Your task >> What is the count of lines that hold the word "value"? Give only the number.

Task data >>
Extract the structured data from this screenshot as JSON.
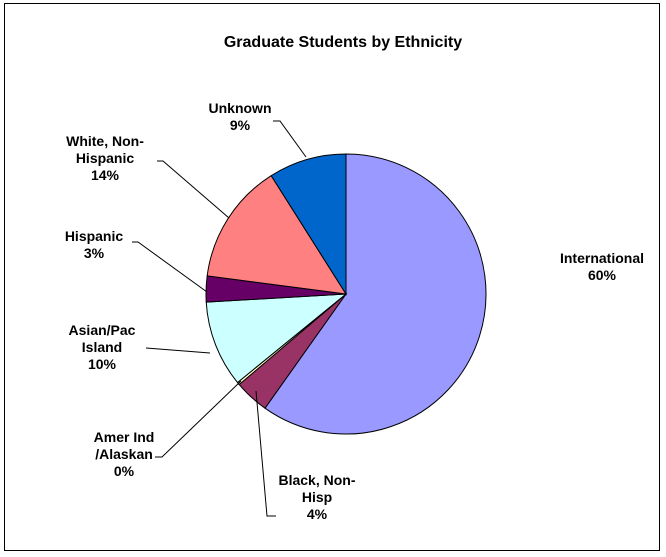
{
  "chart_data": {
    "type": "pie",
    "title": "Graduate Students by Ethnicity",
    "slices": [
      {
        "label": [
          "International",
          "60%"
        ],
        "value": 60,
        "color": "#9999FF"
      },
      {
        "label": [
          "Black, Non-",
          "Hisp",
          "4%"
        ],
        "value": 4,
        "color": "#993366"
      },
      {
        "label": [
          "Amer Ind",
          "/Alaskan",
          "0%"
        ],
        "value": 0.3,
        "color": "#FFFFCC"
      },
      {
        "label": [
          "Asian/Pac",
          "Island",
          "10%"
        ],
        "value": 10,
        "color": "#CCFFFF"
      },
      {
        "label": [
          "Hispanic",
          "3%"
        ],
        "value": 3,
        "color": "#660066"
      },
      {
        "label": [
          "White, Non-",
          "Hispanic",
          "14%"
        ],
        "value": 14,
        "color": "#FF8080"
      },
      {
        "label": [
          "Unknown",
          "9%"
        ],
        "value": 9,
        "color": "#0066CC"
      }
    ],
    "legend": "none",
    "start_angle_deg": 0,
    "direction": "clockwise"
  }
}
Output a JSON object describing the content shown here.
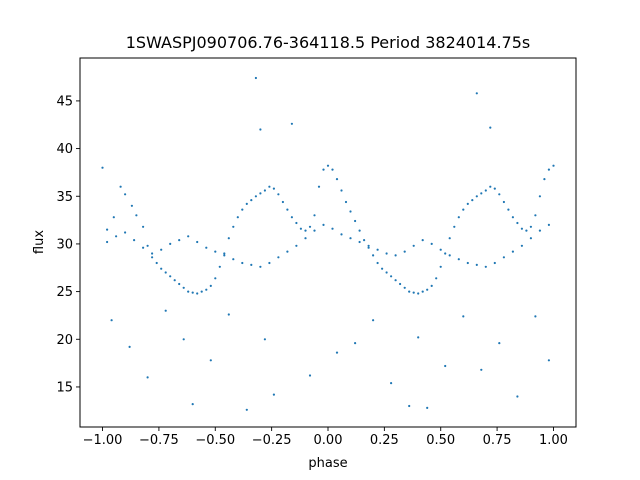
{
  "chart_data": {
    "type": "scatter",
    "title": "1SWASPJ090706.76-364118.5 Period 3824014.75s",
    "xlabel": "phase",
    "ylabel": "flux",
    "xlim": [
      -1.1,
      1.1
    ],
    "ylim": [
      10.8,
      49.5
    ],
    "xticks": [
      -1.0,
      -0.75,
      -0.5,
      -0.25,
      0.0,
      0.25,
      0.5,
      0.75,
      1.0
    ],
    "xtick_labels": [
      "−1.00",
      "−0.75",
      "−0.50",
      "−0.25",
      "0.00",
      "0.25",
      "0.50",
      "0.75",
      "1.00"
    ],
    "yticks": [
      15,
      20,
      25,
      30,
      35,
      40,
      45
    ],
    "ytick_labels": [
      "15",
      "20",
      "25",
      "30",
      "35",
      "40",
      "45"
    ],
    "grid": false,
    "marker_color": "#1f77b4",
    "series": [
      {
        "x": [
          -1.0,
          -0.98,
          -0.95,
          -0.92,
          -0.9,
          -0.87,
          -0.85,
          -0.82,
          -0.8,
          -0.78,
          -0.76,
          -0.74,
          -0.72,
          -0.7,
          -0.68,
          -0.66,
          -0.64,
          -0.62,
          -0.6,
          -0.58,
          -0.56,
          -0.54,
          -0.52,
          -0.5,
          -0.48,
          -0.46,
          -0.44,
          -0.42,
          -0.4,
          -0.38,
          -0.36,
          -0.34,
          -0.32,
          -0.3,
          -0.28,
          -0.26,
          -0.24,
          -0.22,
          -0.2,
          -0.18,
          -0.16,
          -0.14,
          -0.12,
          -0.1,
          -0.08,
          -0.06,
          -0.04,
          -0.02,
          0.0,
          0.02,
          0.04,
          0.06,
          0.08,
          0.1,
          0.12,
          0.14,
          0.16,
          0.18,
          0.2,
          0.22,
          0.24,
          0.26,
          0.28,
          0.3,
          0.32,
          0.34,
          0.36,
          0.38,
          0.4,
          0.42,
          0.44,
          0.46,
          0.48,
          0.5,
          0.52,
          0.54,
          0.56,
          0.58,
          0.6,
          0.62,
          0.64,
          0.66,
          0.68,
          0.7,
          0.72,
          0.74,
          0.76,
          0.78,
          0.8,
          0.82,
          0.84,
          0.86,
          0.88,
          0.9,
          0.92,
          0.94,
          0.96,
          0.98,
          1.0
        ],
        "y": [
          38.0,
          31.5,
          32.8,
          36.0,
          35.2,
          34.0,
          33.0,
          31.8,
          29.8,
          28.6,
          28.0,
          27.4,
          27.0,
          26.6,
          26.2,
          25.8,
          25.4,
          25.0,
          24.9,
          24.8,
          25.0,
          25.2,
          25.6,
          26.4,
          27.6,
          29.0,
          30.6,
          31.8,
          32.8,
          33.6,
          34.2,
          34.6,
          35.0,
          35.3,
          35.6,
          36.0,
          35.8,
          35.2,
          34.4,
          33.6,
          32.8,
          32.2,
          31.6,
          31.4,
          31.8,
          33.0,
          36.0,
          37.8,
          38.2,
          37.8,
          36.8,
          35.6,
          34.4,
          33.4,
          32.4,
          31.4,
          30.4,
          29.6,
          28.8,
          28.0,
          27.4,
          27.0,
          26.6,
          26.2,
          25.8,
          25.4,
          25.0,
          24.9,
          24.8,
          25.0,
          25.2,
          25.6,
          26.4,
          27.6,
          29.0,
          30.6,
          31.8,
          32.8,
          33.6,
          34.2,
          34.6,
          35.0,
          35.3,
          35.6,
          36.0,
          35.8,
          35.2,
          34.4,
          33.6,
          32.8,
          32.2,
          31.6,
          31.4,
          31.8,
          33.0,
          35.0,
          36.8,
          37.8,
          38.2
        ]
      },
      {
        "x": [
          -0.98,
          -0.94,
          -0.9,
          -0.86,
          -0.82,
          -0.78,
          -0.74,
          -0.7,
          -0.66,
          -0.62,
          -0.58,
          -0.54,
          -0.5,
          -0.46,
          -0.42,
          -0.38,
          -0.34,
          -0.3,
          -0.26,
          -0.22,
          -0.18,
          -0.14,
          -0.1,
          -0.06,
          -0.02,
          0.02,
          0.06,
          0.1,
          0.14,
          0.18,
          0.22,
          0.26,
          0.3,
          0.34,
          0.38,
          0.42,
          0.46,
          0.5,
          0.54,
          0.58,
          0.62,
          0.66,
          0.7,
          0.74,
          0.78,
          0.82,
          0.86,
          0.9,
          0.94,
          0.98
        ],
        "y": [
          30.2,
          30.8,
          31.2,
          30.4,
          29.6,
          29.0,
          29.4,
          30.0,
          30.4,
          30.8,
          30.2,
          29.6,
          29.2,
          28.8,
          28.4,
          28.0,
          27.8,
          27.6,
          28.0,
          28.6,
          29.2,
          29.8,
          30.6,
          31.4,
          32.0,
          31.6,
          31.0,
          30.6,
          30.2,
          29.8,
          29.4,
          29.0,
          28.8,
          29.2,
          29.8,
          30.4,
          30.0,
          29.4,
          28.8,
          28.4,
          28.0,
          27.8,
          27.6,
          28.0,
          28.6,
          29.2,
          29.8,
          30.6,
          31.4,
          32.0
        ]
      },
      {
        "x": [
          -0.96,
          -0.88,
          -0.8,
          -0.72,
          -0.64,
          -0.6,
          -0.52,
          -0.44,
          -0.36,
          -0.32,
          -0.3,
          -0.28,
          -0.24,
          -0.16,
          -0.08,
          0.04,
          0.12,
          0.2,
          0.28,
          0.36,
          0.4,
          0.44,
          0.52,
          0.6,
          0.66,
          0.68,
          0.72,
          0.76,
          0.84,
          0.92,
          0.98
        ],
        "y": [
          22.0,
          19.2,
          16.0,
          23.0,
          20.0,
          13.2,
          17.8,
          22.6,
          12.6,
          47.4,
          42.0,
          20.0,
          14.2,
          42.6,
          16.2,
          18.6,
          19.6,
          22.0,
          15.4,
          13.0,
          20.2,
          12.8,
          17.2,
          22.4,
          45.8,
          16.8,
          42.2,
          19.6,
          14.0,
          22.4,
          17.8
        ]
      }
    ]
  }
}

Solution to the problem >> 7